EXERCISE DETAILS =>
Provide nothing except how many lines of the data contain the word "Very".

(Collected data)
☆ ☆ ☆ ☆ ☆
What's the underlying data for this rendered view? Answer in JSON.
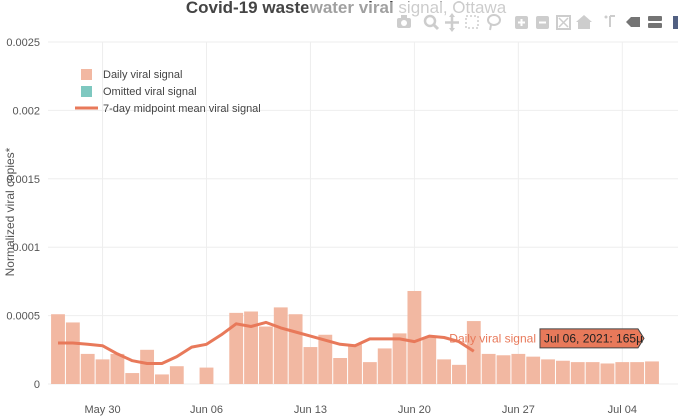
{
  "chart_data": {
    "type": "bar",
    "title": "Covid-19 wastewater viral signal, Ottawa",
    "ylabel": "Normalized viral copies*",
    "xlabel": "",
    "ylim": [
      0,
      0.0025
    ],
    "y_ticks": [
      "0",
      "0.0005",
      "0.001",
      "0.0015",
      "0.002",
      "0.0025"
    ],
    "y_tick_values": [
      0,
      0.0005,
      0.001,
      0.0015,
      0.002,
      0.0025
    ],
    "x_range": [
      "2021-05-27",
      "2021-07-06"
    ],
    "x_ticks": [
      {
        "label": "May 30",
        "date": "2021-05-30"
      },
      {
        "label": "Jun 06",
        "date": "2021-06-06"
      },
      {
        "label": "Jun 13",
        "date": "2021-06-13"
      },
      {
        "label": "Jun 20",
        "date": "2021-06-20"
      },
      {
        "label": "Jun 27",
        "date": "2021-06-27"
      },
      {
        "label": "Jul 04",
        "date": "2021-07-04"
      }
    ],
    "grid": true,
    "legend_position": "top-left",
    "series": [
      {
        "name": "Daily viral signal",
        "kind": "bar",
        "color": "#f2b8a2",
        "points": [
          {
            "date": "2021-05-27",
            "value": 0.00051
          },
          {
            "date": "2021-05-28",
            "value": 0.00045
          },
          {
            "date": "2021-05-29",
            "value": 0.00022
          },
          {
            "date": "2021-05-30",
            "value": 0.00018
          },
          {
            "date": "2021-05-31",
            "value": 0.00022
          },
          {
            "date": "2021-06-01",
            "value": 8e-05
          },
          {
            "date": "2021-06-02",
            "value": 0.00025
          },
          {
            "date": "2021-06-03",
            "value": 7e-05
          },
          {
            "date": "2021-06-04",
            "value": 0.00013
          },
          {
            "date": "2021-06-06",
            "value": 0.00012
          },
          {
            "date": "2021-06-08",
            "value": 0.00052
          },
          {
            "date": "2021-06-09",
            "value": 0.00053
          },
          {
            "date": "2021-06-10",
            "value": 0.00042
          },
          {
            "date": "2021-06-11",
            "value": 0.00056
          },
          {
            "date": "2021-06-12",
            "value": 0.00051
          },
          {
            "date": "2021-06-13",
            "value": 0.00027
          },
          {
            "date": "2021-06-14",
            "value": 0.00036
          },
          {
            "date": "2021-06-15",
            "value": 0.00019
          },
          {
            "date": "2021-06-16",
            "value": 0.00029
          },
          {
            "date": "2021-06-17",
            "value": 0.00016
          },
          {
            "date": "2021-06-18",
            "value": 0.00026
          },
          {
            "date": "2021-06-19",
            "value": 0.00037
          },
          {
            "date": "2021-06-20",
            "value": 0.00068
          },
          {
            "date": "2021-06-21",
            "value": 0.00034
          },
          {
            "date": "2021-06-22",
            "value": 0.00018
          },
          {
            "date": "2021-06-23",
            "value": 0.00014
          },
          {
            "date": "2021-06-24",
            "value": 0.00046
          },
          {
            "date": "2021-06-25",
            "value": 0.00022
          },
          {
            "date": "2021-06-26",
            "value": 0.00021
          },
          {
            "date": "2021-06-27",
            "value": 0.00022
          },
          {
            "date": "2021-06-28",
            "value": 0.0002
          },
          {
            "date": "2021-06-29",
            "value": 0.00018
          },
          {
            "date": "2021-06-30",
            "value": 0.00017
          },
          {
            "date": "2021-07-01",
            "value": 0.00016
          },
          {
            "date": "2021-07-02",
            "value": 0.00016
          },
          {
            "date": "2021-07-03",
            "value": 0.00015
          },
          {
            "date": "2021-07-04",
            "value": 0.00016
          },
          {
            "date": "2021-07-05",
            "value": 0.00016
          },
          {
            "date": "2021-07-06",
            "value": 0.000165
          }
        ]
      },
      {
        "name": "Omitted viral signal",
        "kind": "bar",
        "color": "#7ec8c0",
        "points": []
      },
      {
        "name": "7-day midpoint mean viral signal",
        "kind": "line",
        "color": "#e8795a",
        "points": [
          {
            "date": "2021-05-27",
            "value": 0.0003
          },
          {
            "date": "2021-05-28",
            "value": 0.0003
          },
          {
            "date": "2021-05-29",
            "value": 0.00029
          },
          {
            "date": "2021-05-30",
            "value": 0.00028
          },
          {
            "date": "2021-05-31",
            "value": 0.00022
          },
          {
            "date": "2021-06-01",
            "value": 0.00017
          },
          {
            "date": "2021-06-02",
            "value": 0.00015
          },
          {
            "date": "2021-06-03",
            "value": 0.00015
          },
          {
            "date": "2021-06-04",
            "value": 0.0002
          },
          {
            "date": "2021-06-05",
            "value": 0.00027
          },
          {
            "date": "2021-06-06",
            "value": 0.00029
          },
          {
            "date": "2021-06-07",
            "value": 0.00036
          },
          {
            "date": "2021-06-08",
            "value": 0.00044
          },
          {
            "date": "2021-06-09",
            "value": 0.00042
          },
          {
            "date": "2021-06-10",
            "value": 0.00045
          },
          {
            "date": "2021-06-11",
            "value": 0.00041
          },
          {
            "date": "2021-06-12",
            "value": 0.00038
          },
          {
            "date": "2021-06-13",
            "value": 0.00035
          },
          {
            "date": "2021-06-14",
            "value": 0.00032
          },
          {
            "date": "2021-06-15",
            "value": 0.00029
          },
          {
            "date": "2021-06-16",
            "value": 0.00028
          },
          {
            "date": "2021-06-17",
            "value": 0.00033
          },
          {
            "date": "2021-06-18",
            "value": 0.00033
          },
          {
            "date": "2021-06-19",
            "value": 0.00033
          },
          {
            "date": "2021-06-20",
            "value": 0.00031
          },
          {
            "date": "2021-06-21",
            "value": 0.00035
          },
          {
            "date": "2021-06-22",
            "value": 0.00034
          },
          {
            "date": "2021-06-23",
            "value": 0.00031
          },
          {
            "date": "2021-06-24",
            "value": 0.00024
          }
        ]
      }
    ],
    "hover": {
      "series_label": "Daily viral signal",
      "text": "Jul 06, 2021: 165µ"
    }
  },
  "modebar": {
    "icons": [
      "camera-icon",
      "zoom-icon",
      "pan-icon",
      "box-select-icon",
      "lasso-select-icon",
      "zoom-in-icon",
      "zoom-out-icon",
      "autoscale-icon",
      "reset-axes-icon",
      "spike-lines-icon",
      "hover-closest-icon",
      "hover-compare-icon",
      "plotly-logo"
    ]
  }
}
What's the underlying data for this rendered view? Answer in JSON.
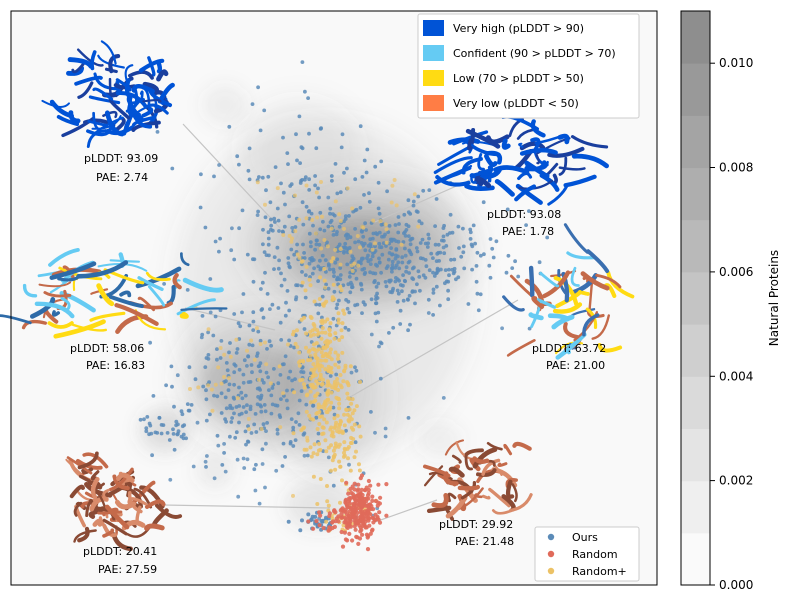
{
  "chart_data": {
    "type": "scatter",
    "title": "",
    "xlabel": "",
    "ylabel": "",
    "colorbar": {
      "label": "Natural Proteins",
      "range": [
        0.0,
        0.011
      ],
      "ticks": [
        "0.000",
        "0.002",
        "0.004",
        "0.006",
        "0.008",
        "0.010"
      ],
      "tick_values": [
        0.0,
        0.002,
        0.004,
        0.006,
        0.008,
        0.01
      ]
    },
    "plddt_legend": [
      {
        "label": "Very high (pLDDT > 90)",
        "color": "#0053d6"
      },
      {
        "label": "Confident (90 > pLDDT > 70)",
        "color": "#65cbf3"
      },
      {
        "label": "Low (70 > pLDDT > 50)",
        "color": "#ffdb13"
      },
      {
        "label": "Very low (pLDDT < 50)",
        "color": "#ff7d45"
      }
    ],
    "series": [
      {
        "name": "Ours",
        "color": "#5b8bb8"
      },
      {
        "name": "Random",
        "color": "#e06a5a"
      },
      {
        "name": "Random+",
        "color": "#ecc266"
      }
    ],
    "annotations": [
      {
        "id": "a1",
        "plddt": "pLDDT: 93.09",
        "pae": "PAE: 2.74"
      },
      {
        "id": "a2",
        "plddt": "pLDDT: 93.08",
        "pae": "PAE: 1.78"
      },
      {
        "id": "a3",
        "plddt": "pLDDT: 58.06",
        "pae": "PAE: 16.83"
      },
      {
        "id": "a4",
        "plddt": "pLDDT: 63.72",
        "pae": "PAE: 21.00"
      },
      {
        "id": "a5",
        "plddt": "pLDDT: 20.41",
        "pae": "PAE: 27.59"
      },
      {
        "id": "a6",
        "plddt": "pLDDT: 29.92",
        "pae": "PAE: 21.48"
      }
    ]
  }
}
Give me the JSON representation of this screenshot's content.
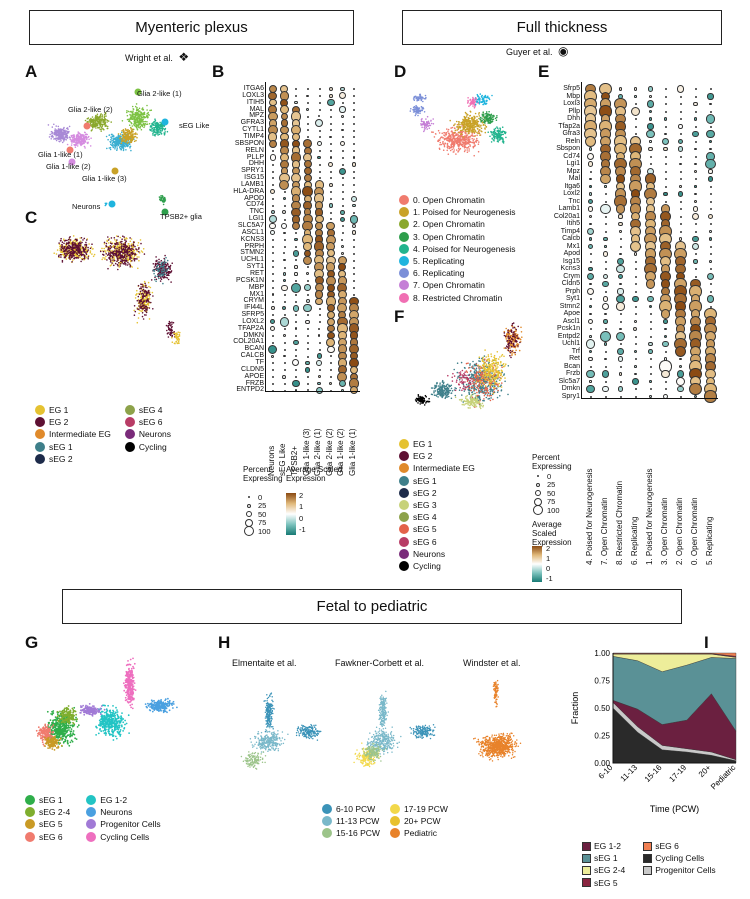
{
  "sections": {
    "top_left": "Myenteric plexus",
    "top_right": "Full thickness",
    "bottom": "Fetal to pediatric"
  },
  "citations": {
    "wright": "Wright et al.",
    "guyer": "Guyer et al.",
    "elmentaite": "Elmentaite et al.",
    "fawkner": "Fawkner-Corbett et al.",
    "windster": "Windster et al."
  },
  "panel_letters": [
    "A",
    "B",
    "C",
    "D",
    "E",
    "F",
    "G",
    "H",
    "I"
  ],
  "panelA": {
    "labels": [
      "Glia 2-like (1)",
      "Glia 2-like (2)",
      "sEG Like",
      "Glia 1-like (1)",
      "Glia 1-like (2)",
      "Glia 1-like (3)",
      "Neurons",
      "TPSB2+ glia"
    ]
  },
  "panelC": {
    "legend": [
      {
        "label": "EG 1",
        "color": "#e5c231"
      },
      {
        "label": "EG 2",
        "color": "#5e1033"
      },
      {
        "label": "Intermediate EG",
        "color": "#e08a2b"
      },
      {
        "label": "sEG 1",
        "color": "#3e7f8a"
      },
      {
        "label": "sEG 2",
        "color": "#1d2b4a"
      },
      {
        "label": "sEG 4",
        "color": "#8da24a"
      },
      {
        "label": "sEG 6",
        "color": "#b83c66"
      },
      {
        "label": "Neurons",
        "color": "#7a2b7a"
      },
      {
        "label": "Cycling",
        "color": "#000000"
      }
    ]
  },
  "panelB": {
    "genes": [
      "ITGA6",
      "LOXL3",
      "ITIH5",
      "MAL",
      "MPZ",
      "GFRA3",
      "CYTL1",
      "TIMP4",
      "SBSPON",
      "RELN",
      "PLLP",
      "DHH",
      "SPRY1",
      "ISG15",
      "LAMB1",
      "HLA-DRA",
      "APOD",
      "CD74",
      "TNC",
      "LGI1",
      "SLC5A7",
      "ASCL1",
      "KCNS3",
      "PRPH",
      "STMN2",
      "UCHL1",
      "SYT1",
      "RET",
      "PCSK1N",
      "MBP",
      "MX1",
      "CRYM",
      "IFI44L",
      "SFRP5",
      "LOXL2",
      "TFAP2A",
      "DMKN",
      "COL20A1",
      "BCAN",
      "CALCB",
      "TF",
      "CLDN5",
      "APOE",
      "FRZB",
      "ENTPD2"
    ],
    "clusters": [
      "Neurons",
      "sEG Like",
      "TPSB2+",
      "Glia 1-like (3)",
      "Glia 2-like (1)",
      "Glia 2-like (2)",
      "Glia 1-like (2)",
      "Glia 1-like (1)"
    ],
    "legend": {
      "pct_title": "Percent Expressing",
      "pct_values": [
        "0",
        "25",
        "50",
        "75",
        "100"
      ],
      "expr_title": "Average Scaled Expression",
      "expr_ticks": [
        "2",
        "1",
        "0",
        "-1"
      ]
    }
  },
  "panelD": {
    "legend": [
      {
        "label": "0. Open Chromatin",
        "color": "#f07b6e"
      },
      {
        "label": "1. Poised for Neurogenesis",
        "color": "#c9a227"
      },
      {
        "label": "2. Open Chromatin",
        "color": "#8aa82c"
      },
      {
        "label": "3. Open Chromatin",
        "color": "#2e9e4c"
      },
      {
        "label": "4. Poised for Neurogenesis",
        "color": "#22b48e"
      },
      {
        "label": "5. Replicating",
        "color": "#1fb4de"
      },
      {
        "label": "6. Replicating",
        "color": "#7b8fd8"
      },
      {
        "label": "7. Open Chromatin",
        "color": "#c57fd6"
      },
      {
        "label": "8. Restricted Chromatin",
        "color": "#f06fb3"
      }
    ]
  },
  "panelE": {
    "genes": [
      "Sfrp5",
      "Mbp",
      "Loxl3",
      "Pllp",
      "Dhh",
      "Tfap2a",
      "Gfra3",
      "Reln",
      "Sbspon",
      "Cd74",
      "Lgi1",
      "Mpz",
      "Mal",
      "Itga6",
      "Loxl2",
      "Tnc",
      "Lamb1",
      "Col20a1",
      "Itih5",
      "Timp4",
      "Calcb",
      "Mx1",
      "Apod",
      "Isg15",
      "Kcns3",
      "Crym",
      "Cldn5",
      "Prph",
      "Syt1",
      "Stmn2",
      "Apoe",
      "Ascl1",
      "Pcsk1n",
      "Entpd2",
      "Uchl1",
      "Trf",
      "Ret",
      "Bcan",
      "Frzb",
      "Slc5a7",
      "Dmkn",
      "Spry1"
    ],
    "clusters": [
      "4. Poised for Neurogenesis",
      "7. Open Chromatin",
      "8. Restricted Chromatin",
      "6. Replicating",
      "1. Poised for Neurogenesis",
      "3. Open Chromatin",
      "2. Open Chromatin",
      "0. Open Chromatin",
      "5. Replicating"
    ]
  },
  "panelF": {
    "legend": [
      {
        "label": "EG 1",
        "color": "#e5c231"
      },
      {
        "label": "EG 2",
        "color": "#5e1033"
      },
      {
        "label": "Intermediate EG",
        "color": "#e08a2b"
      },
      {
        "label": "sEG 1",
        "color": "#3e7f8a"
      },
      {
        "label": "sEG 2",
        "color": "#1d2b4a"
      },
      {
        "label": "sEG 3",
        "color": "#c7d27a"
      },
      {
        "label": "sEG 4",
        "color": "#8da24a"
      },
      {
        "label": "sEG 5",
        "color": "#e3624a"
      },
      {
        "label": "sEG 6",
        "color": "#b83c66"
      },
      {
        "label": "Neurons",
        "color": "#7a2b7a"
      },
      {
        "label": "Cycling",
        "color": "#000000"
      }
    ],
    "expr_legend": {
      "pct_title": "Percent Expressing",
      "pct_values": [
        "0",
        "25",
        "50",
        "75",
        "100"
      ],
      "expr_title": "Average Scaled Expression",
      "expr_ticks": [
        "2",
        "1",
        "0",
        "-1"
      ]
    }
  },
  "panelG": {
    "legend_col1": [
      {
        "label": "sEG 1",
        "color": "#2fae4a"
      },
      {
        "label": "sEG 2-4",
        "color": "#7fae2e"
      },
      {
        "label": "sEG 5",
        "color": "#c99a25"
      },
      {
        "label": "sEG 6",
        "color": "#f07b6e"
      }
    ],
    "legend_col2": [
      {
        "label": "EG 1-2",
        "color": "#22c4c4"
      },
      {
        "label": "Neurons",
        "color": "#4aa0e0"
      },
      {
        "label": "Progenitor Cells",
        "color": "#a17ad6"
      },
      {
        "label": "Cycling Cells",
        "color": "#ee6fbf"
      }
    ]
  },
  "panelH": {
    "legend_col1": [
      {
        "label": "6-10 PCW",
        "color": "#3b93b8"
      },
      {
        "label": "11-13 PCW",
        "color": "#79b8c9"
      },
      {
        "label": "15-16 PCW",
        "color": "#9cc48a"
      }
    ],
    "legend_col2": [
      {
        "label": "17-19 PCW",
        "color": "#f2d84a"
      },
      {
        "label": "20+ PCW",
        "color": "#e8c12e"
      },
      {
        "label": "Pediatric",
        "color": "#e8822a"
      }
    ]
  },
  "chart_data": {
    "type": "area",
    "title": "",
    "xlabel": "Time (PCW)",
    "ylabel": "Fraction",
    "categories": [
      "6-10",
      "11-13",
      "15-16",
      "17-19",
      "20+",
      "Pediatric"
    ],
    "ylim": [
      0,
      1
    ],
    "yticks": [
      "0.00",
      "0.25",
      "0.50",
      "0.75",
      "1.00"
    ],
    "stack_order_bottom_to_top": [
      "Cycling Cells",
      "Progenitor Cells",
      "EG 1-2",
      "sEG 1",
      "sEG 2-4",
      "sEG 5",
      "sEG 6"
    ],
    "series": [
      {
        "name": "Cycling Cells",
        "color": "#2a2a2a",
        "values": [
          0.5,
          0.28,
          0.12,
          0.1,
          0.07,
          0.02
        ]
      },
      {
        "name": "Progenitor Cells",
        "color": "#c9c9c9",
        "values": [
          0.05,
          0.05,
          0.04,
          0.03,
          0.03,
          0.01
        ]
      },
      {
        "name": "EG 1-2",
        "color": "#6b2040",
        "values": [
          0.02,
          0.16,
          0.19,
          0.26,
          0.53,
          0.26
        ]
      },
      {
        "name": "sEG 1",
        "color": "#5a9196",
        "values": [
          0.4,
          0.44,
          0.48,
          0.5,
          0.33,
          0.66
        ]
      },
      {
        "name": "sEG 2-4",
        "color": "#eded9a",
        "values": [
          0.02,
          0.06,
          0.16,
          0.1,
          0.03,
          0.01
        ]
      },
      {
        "name": "sEG 5",
        "color": "#8a2540",
        "values": [
          0.005,
          0.005,
          0.005,
          0.005,
          0.005,
          0.01
        ]
      },
      {
        "name": "sEG 6",
        "color": "#f07f52",
        "values": [
          0.005,
          0.005,
          0.005,
          0.005,
          0.005,
          0.03
        ]
      }
    ],
    "legend": {
      "col1": [
        {
          "label": "EG 1-2",
          "color": "#6b2040"
        },
        {
          "label": "sEG 1",
          "color": "#5a9196"
        },
        {
          "label": "sEG 2-4",
          "color": "#eded9a"
        },
        {
          "label": "sEG 5",
          "color": "#8a2540"
        }
      ],
      "col2": [
        {
          "label": "sEG 6",
          "color": "#f07f52"
        },
        {
          "label": "Cycling Cells",
          "color": "#2a2a2a"
        },
        {
          "label": "Progenitor Cells",
          "color": "#c9c9c9"
        }
      ]
    }
  }
}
☆ ☆ ☆ ☆ ☆
TASK RESPONSE =>
2